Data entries
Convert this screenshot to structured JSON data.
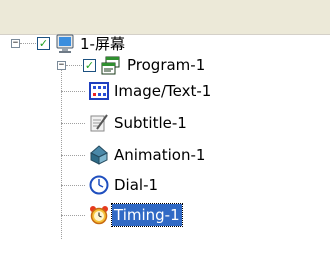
{
  "tree": {
    "root": {
      "label": "1-屏幕",
      "icon": "monitor-icon",
      "checked": true,
      "expanded": true
    },
    "program": {
      "label": "Program-1",
      "icon": "program-window-icon",
      "checked": true,
      "expanded": true
    },
    "children": [
      {
        "label": "Image/Text-1",
        "icon": "image-text-icon"
      },
      {
        "label": "Subtitle-1",
        "icon": "subtitle-icon"
      },
      {
        "label": "Animation-1",
        "icon": "animation-icon"
      },
      {
        "label": "Dial-1",
        "icon": "dial-clock-icon"
      },
      {
        "label": "Timing-1",
        "icon": "alarm-clock-icon",
        "selected": true
      }
    ],
    "expander_minus": "−",
    "check_mark": "✓"
  }
}
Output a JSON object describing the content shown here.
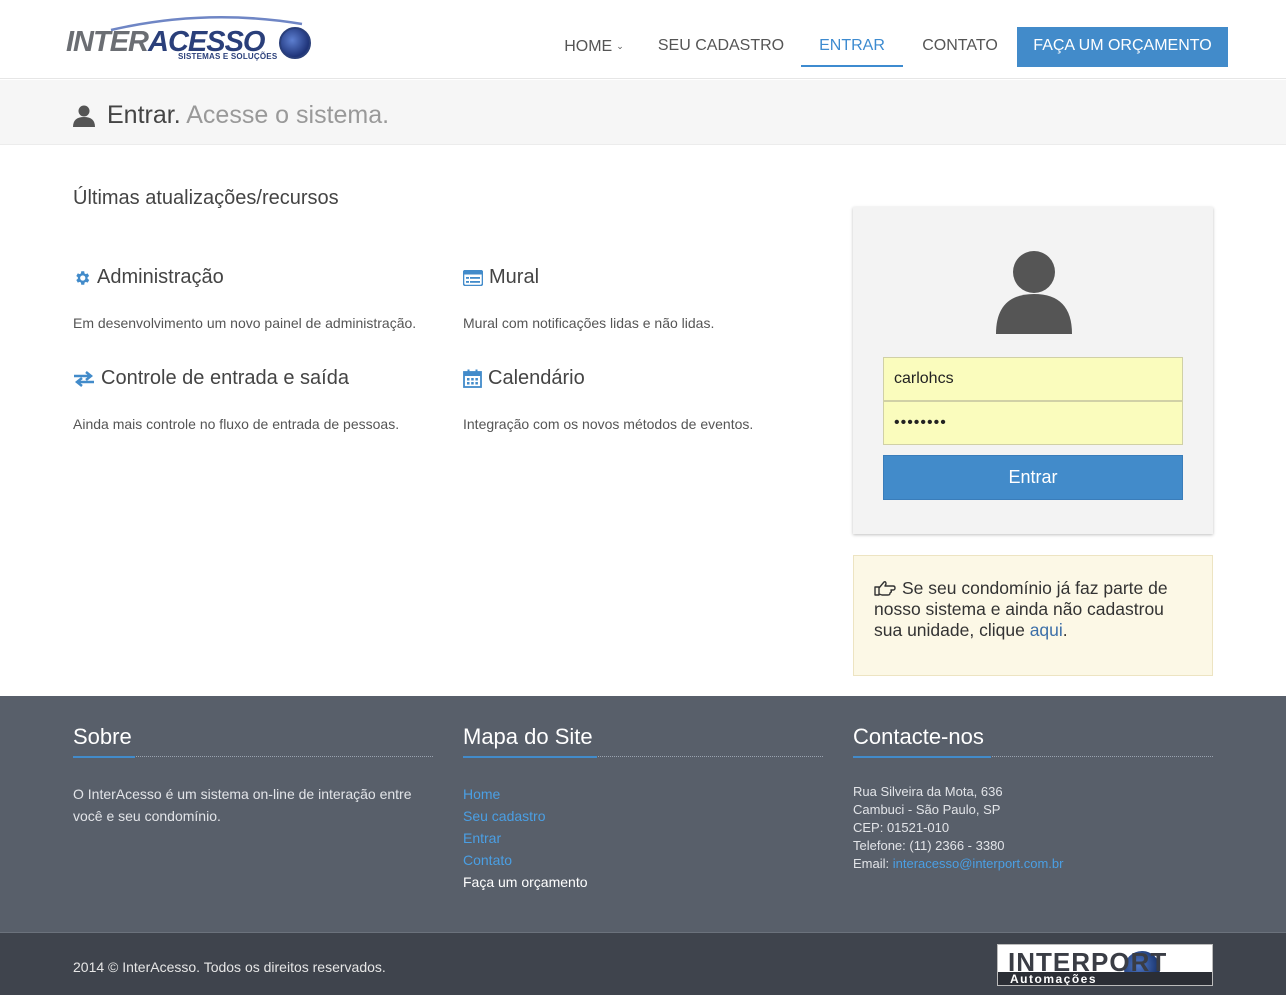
{
  "header": {
    "logo_main": "INTERACESSO",
    "logo_tagline": "SISTEMAS E SOLUÇÕES",
    "nav": [
      {
        "label": "HOME"
      },
      {
        "label": "SEU CADASTRO"
      },
      {
        "label": "ENTRAR"
      },
      {
        "label": "CONTATO"
      }
    ],
    "cta_label": "FAÇA UM ORÇAMENTO"
  },
  "page": {
    "title": "Entrar.",
    "subtitle": "Acesse o sistema."
  },
  "features": {
    "section_title": "Últimas atualizações/recursos",
    "items": [
      {
        "title": "Administração",
        "text": "Em desenvolvimento um novo painel de administração.",
        "icon": "gear-icon"
      },
      {
        "title": "Mural",
        "text": "Mural com notificações lidas e não lidas.",
        "icon": "list-icon"
      },
      {
        "title": "Controle de entrada e saída",
        "text": "Ainda mais controle no fluxo de entrada de pessoas.",
        "icon": "exchange-icon"
      },
      {
        "title": "Calendário",
        "text": "Integração com os novos métodos de eventos.",
        "icon": "calendar-icon"
      }
    ]
  },
  "login": {
    "username": "carlohcs",
    "password_mask": "••••••••",
    "button_label": "Entrar"
  },
  "notice": {
    "text": "Se seu condomínio já faz parte de nosso sistema e ainda não cadastrou sua unidade, clique",
    "link_label": "aqui",
    "suffix": "."
  },
  "footer": {
    "about": {
      "title": "Sobre",
      "text": "O InterAcesso é um sistema on-line de interação entre você e seu condomínio."
    },
    "sitemap": {
      "title": "Mapa do Site",
      "links": [
        "Home",
        "Seu cadastro",
        "Entrar",
        "Contato",
        "Faça um orçamento"
      ]
    },
    "contact": {
      "title": "Contacte-nos",
      "address": "Rua Silveira da Mota, 636",
      "district": "Cambuci - São Paulo, SP",
      "cep": "CEP: 01521-010",
      "phone": "Telefone: (11) 2366 - 3380",
      "email_label": "Email:",
      "email": "interacesso@interport.com.br"
    },
    "copyright": "2014 © InterAcesso. Todos os direitos reservados.",
    "partner_logo_main": "INTERPORT",
    "partner_logo_sub": "Automações"
  },
  "colors": {
    "primary": "#428bca",
    "footer_bg": "#585f6a",
    "copy_bg": "#3f444d",
    "input_bg": "#fafcbd",
    "notice_bg": "#fcf8e6"
  }
}
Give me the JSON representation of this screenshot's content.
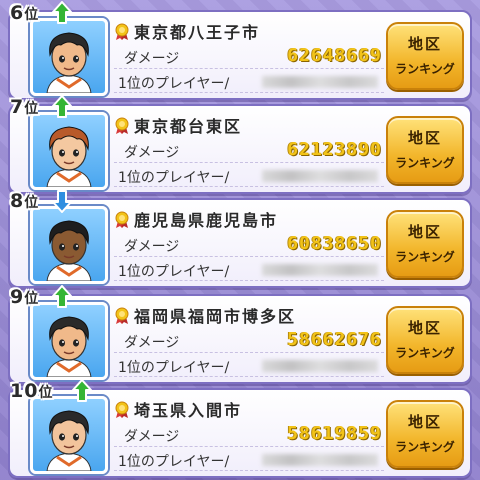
{
  "labels": {
    "damage": "ダメージ",
    "top_player": "1位のプレイヤー/",
    "button_line1": "地区",
    "button_line2": "ランキング"
  },
  "entries": [
    {
      "rank": "6",
      "rank_suffix": "位",
      "trend": "up",
      "region": "東京都八王子市",
      "damage": "62648669",
      "hair": "#2a2a2a",
      "skin": "#f0b98a"
    },
    {
      "rank": "7",
      "rank_suffix": "位",
      "trend": "up",
      "region": "東京都台東区",
      "damage": "62123890",
      "hair": "#b85a2a",
      "skin": "#f4c8a0"
    },
    {
      "rank": "8",
      "rank_suffix": "位",
      "trend": "down",
      "region": "鹿児島県鹿児島市",
      "damage": "60838650",
      "hair": "#1e1e1e",
      "skin": "#8a5a32"
    },
    {
      "rank": "9",
      "rank_suffix": "位",
      "trend": "up",
      "region": "福岡県福岡市博多区",
      "damage": "58662676",
      "hair": "#2a2a2a",
      "skin": "#f0b98a"
    },
    {
      "rank": "10",
      "rank_suffix": "位",
      "trend": "up",
      "region": "埼玉県入間市",
      "damage": "58619859",
      "hair": "#2a2a2a",
      "skin": "#f2c49c"
    }
  ],
  "colors": {
    "trend_up": "#35b535",
    "trend_down": "#2f8fe0",
    "damage_value": "#f2c318",
    "button": "#f2b52a",
    "background": "#9d8fd6"
  },
  "icons": {
    "region_medal": "medal-icon",
    "trend_up": "up-arrow-icon",
    "trend_down": "down-arrow-icon"
  }
}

→ Task goal: From the data above, pick out each line containing "Mural" and copy it.

→ Response to the task:
        "title": "Mural",
        "text": "Mural com notificações lidas e não lidas.",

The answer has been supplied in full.